[Start The records]

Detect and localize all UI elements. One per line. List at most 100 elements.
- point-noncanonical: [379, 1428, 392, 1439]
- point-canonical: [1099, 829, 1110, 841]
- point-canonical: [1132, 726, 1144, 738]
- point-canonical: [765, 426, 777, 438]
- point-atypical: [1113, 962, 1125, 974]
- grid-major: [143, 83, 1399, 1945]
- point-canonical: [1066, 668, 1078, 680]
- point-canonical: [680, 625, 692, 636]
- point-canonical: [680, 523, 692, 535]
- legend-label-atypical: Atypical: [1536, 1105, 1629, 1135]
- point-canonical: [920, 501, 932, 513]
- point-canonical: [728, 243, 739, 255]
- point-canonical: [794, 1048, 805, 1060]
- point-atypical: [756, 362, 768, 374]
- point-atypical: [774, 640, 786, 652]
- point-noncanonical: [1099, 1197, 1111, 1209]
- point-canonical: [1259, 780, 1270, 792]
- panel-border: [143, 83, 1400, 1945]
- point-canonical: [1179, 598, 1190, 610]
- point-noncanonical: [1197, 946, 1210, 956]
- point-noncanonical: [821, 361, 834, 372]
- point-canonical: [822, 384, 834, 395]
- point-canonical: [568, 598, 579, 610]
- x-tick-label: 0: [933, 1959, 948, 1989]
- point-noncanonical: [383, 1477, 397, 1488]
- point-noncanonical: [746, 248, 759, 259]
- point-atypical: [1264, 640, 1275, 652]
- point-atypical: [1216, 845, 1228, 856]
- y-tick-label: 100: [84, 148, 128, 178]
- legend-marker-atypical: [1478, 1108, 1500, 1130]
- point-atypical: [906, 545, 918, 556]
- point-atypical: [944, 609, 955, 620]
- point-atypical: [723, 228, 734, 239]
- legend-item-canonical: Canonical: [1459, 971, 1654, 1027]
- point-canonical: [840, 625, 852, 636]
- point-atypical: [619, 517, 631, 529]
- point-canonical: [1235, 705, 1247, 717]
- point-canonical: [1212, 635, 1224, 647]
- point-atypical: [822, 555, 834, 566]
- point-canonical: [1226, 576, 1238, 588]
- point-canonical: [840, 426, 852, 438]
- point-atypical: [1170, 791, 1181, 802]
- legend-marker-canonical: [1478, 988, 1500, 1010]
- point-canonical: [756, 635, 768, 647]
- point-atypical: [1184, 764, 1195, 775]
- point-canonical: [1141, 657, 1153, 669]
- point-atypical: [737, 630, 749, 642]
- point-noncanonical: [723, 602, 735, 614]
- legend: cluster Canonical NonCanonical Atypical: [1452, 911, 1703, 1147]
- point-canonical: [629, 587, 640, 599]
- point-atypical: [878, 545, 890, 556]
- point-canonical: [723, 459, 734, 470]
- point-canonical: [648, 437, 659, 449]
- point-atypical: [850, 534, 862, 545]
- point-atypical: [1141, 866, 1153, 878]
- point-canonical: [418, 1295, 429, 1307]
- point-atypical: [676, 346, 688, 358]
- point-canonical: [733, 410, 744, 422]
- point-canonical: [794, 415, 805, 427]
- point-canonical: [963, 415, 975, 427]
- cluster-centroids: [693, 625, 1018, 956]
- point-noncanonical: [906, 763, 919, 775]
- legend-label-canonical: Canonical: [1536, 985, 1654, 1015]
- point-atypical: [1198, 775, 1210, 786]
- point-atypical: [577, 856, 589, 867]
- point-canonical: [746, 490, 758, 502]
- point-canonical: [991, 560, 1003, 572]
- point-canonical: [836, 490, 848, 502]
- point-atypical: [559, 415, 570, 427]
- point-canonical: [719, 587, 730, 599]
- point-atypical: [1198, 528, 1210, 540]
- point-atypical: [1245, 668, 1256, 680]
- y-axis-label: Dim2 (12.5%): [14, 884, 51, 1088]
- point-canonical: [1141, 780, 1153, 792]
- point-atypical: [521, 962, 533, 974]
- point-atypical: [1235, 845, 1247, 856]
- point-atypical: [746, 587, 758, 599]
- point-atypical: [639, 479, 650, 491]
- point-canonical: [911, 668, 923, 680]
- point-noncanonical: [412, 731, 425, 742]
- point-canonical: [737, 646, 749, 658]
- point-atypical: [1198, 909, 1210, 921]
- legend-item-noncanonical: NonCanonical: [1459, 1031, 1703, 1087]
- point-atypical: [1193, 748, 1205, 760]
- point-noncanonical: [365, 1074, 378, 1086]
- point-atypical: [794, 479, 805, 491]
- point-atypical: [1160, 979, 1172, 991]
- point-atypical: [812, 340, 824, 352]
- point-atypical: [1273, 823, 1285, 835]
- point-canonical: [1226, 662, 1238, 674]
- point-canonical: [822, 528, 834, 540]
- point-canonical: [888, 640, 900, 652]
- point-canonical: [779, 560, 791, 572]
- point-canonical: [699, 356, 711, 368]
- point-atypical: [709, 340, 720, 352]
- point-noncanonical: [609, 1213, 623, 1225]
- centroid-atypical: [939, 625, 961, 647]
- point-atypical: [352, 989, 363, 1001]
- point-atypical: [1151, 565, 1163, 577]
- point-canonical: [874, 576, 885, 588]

[End The records]

- _Aim of the task_
Print every line of the records above again, character for character, with nothing left out or changed.

- _Result of the exercise_
Detect and localize all UI elements. One per line. List at most 100 elements.
- point-noncanonical: [379, 1428, 392, 1439]
- point-canonical: [1099, 829, 1110, 841]
- point-canonical: [1132, 726, 1144, 738]
- point-canonical: [765, 426, 777, 438]
- point-atypical: [1113, 962, 1125, 974]
- grid-major: [143, 83, 1399, 1945]
- point-canonical: [1066, 668, 1078, 680]
- point-canonical: [680, 625, 692, 636]
- point-canonical: [680, 523, 692, 535]
- legend-label-atypical: Atypical: [1536, 1105, 1629, 1135]
- point-canonical: [920, 501, 932, 513]
- point-canonical: [728, 243, 739, 255]
- point-canonical: [794, 1048, 805, 1060]
- point-atypical: [756, 362, 768, 374]
- point-atypical: [774, 640, 786, 652]
- point-noncanonical: [1099, 1197, 1111, 1209]
- point-canonical: [1259, 780, 1270, 792]
- panel-border: [143, 83, 1400, 1945]
- point-canonical: [1179, 598, 1190, 610]
- point-noncanonical: [1197, 946, 1210, 956]
- point-noncanonical: [821, 361, 834, 372]
- point-canonical: [822, 384, 834, 395]
- point-canonical: [568, 598, 579, 610]
- x-tick-label: 0: [933, 1959, 948, 1989]
- point-noncanonical: [383, 1477, 397, 1488]
- point-noncanonical: [746, 248, 759, 259]
- point-atypical: [1264, 640, 1275, 652]
- point-atypical: [1216, 845, 1228, 856]
- y-tick-label: 100: [84, 148, 128, 178]
- legend-marker-atypical: [1478, 1108, 1500, 1130]
- point-atypical: [906, 545, 918, 556]
- point-atypical: [944, 609, 955, 620]
- point-atypical: [723, 228, 734, 239]
- legend-item-canonical: Canonical: [1459, 971, 1654, 1027]
- point-canonical: [840, 625, 852, 636]
- point-atypical: [619, 517, 631, 529]
- point-canonical: [1235, 705, 1247, 717]
- point-canonical: [1212, 635, 1224, 647]
- point-atypical: [822, 555, 834, 566]
- point-canonical: [1226, 576, 1238, 588]
- point-canonical: [840, 426, 852, 438]
- point-atypical: [1170, 791, 1181, 802]
- legend-marker-canonical: [1478, 988, 1500, 1010]
- point-canonical: [756, 635, 768, 647]
- point-atypical: [1184, 764, 1195, 775]
- point-canonical: [1141, 657, 1153, 669]
- point-atypical: [737, 630, 749, 642]
- point-noncanonical: [723, 602, 735, 614]
- legend: cluster Canonical NonCanonical Atypical: [1452, 911, 1703, 1147]
- point-canonical: [629, 587, 640, 599]
- point-atypical: [878, 545, 890, 556]
- point-canonical: [723, 459, 734, 470]
- point-canonical: [648, 437, 659, 449]
- point-atypical: [850, 534, 862, 545]
- point-atypical: [1141, 866, 1153, 878]
- point-canonical: [418, 1295, 429, 1307]
- point-atypical: [676, 346, 688, 358]
- point-canonical: [733, 410, 744, 422]
- point-canonical: [794, 415, 805, 427]
- point-canonical: [963, 415, 975, 427]
- cluster-centroids: [693, 625, 1018, 956]
- point-noncanonical: [906, 763, 919, 775]
- legend-label-canonical: Canonical: [1536, 985, 1654, 1015]
- point-atypical: [1198, 775, 1210, 786]
- point-atypical: [577, 856, 589, 867]
- point-canonical: [746, 490, 758, 502]
- point-canonical: [991, 560, 1003, 572]
- point-canonical: [836, 490, 848, 502]
- point-atypical: [559, 415, 570, 427]
- point-canonical: [719, 587, 730, 599]
- point-atypical: [1198, 528, 1210, 540]
- point-atypical: [1245, 668, 1256, 680]
- y-axis-label: Dim2 (12.5%): [14, 884, 51, 1088]
- point-canonical: [1141, 780, 1153, 792]
- point-atypical: [521, 962, 533, 974]
- point-atypical: [1235, 845, 1247, 856]
- point-atypical: [746, 587, 758, 599]
- point-atypical: [639, 479, 650, 491]
- point-canonical: [911, 668, 923, 680]
- point-noncanonical: [412, 731, 425, 742]
- point-canonical: [737, 646, 749, 658]
- point-atypical: [1198, 909, 1210, 921]
- legend-item-noncanonical: NonCanonical: [1459, 1031, 1703, 1087]
- point-atypical: [1193, 748, 1205, 760]
- point-noncanonical: [365, 1074, 378, 1086]
- point-atypical: [794, 479, 805, 491]
- point-atypical: [1160, 979, 1172, 991]
- point-atypical: [812, 340, 824, 352]
- point-atypical: [1273, 823, 1285, 835]
- point-canonical: [1226, 662, 1238, 674]
- point-canonical: [822, 528, 834, 540]
- point-canonical: [888, 640, 900, 652]
- point-canonical: [779, 560, 791, 572]
- point-canonical: [699, 356, 711, 368]
- point-atypical: [709, 340, 720, 352]
- point-noncanonical: [609, 1213, 623, 1225]
- centroid-atypical: [939, 625, 961, 647]
- point-atypical: [352, 989, 363, 1001]
- point-atypical: [1151, 565, 1163, 577]
- point-canonical: [874, 576, 885, 588]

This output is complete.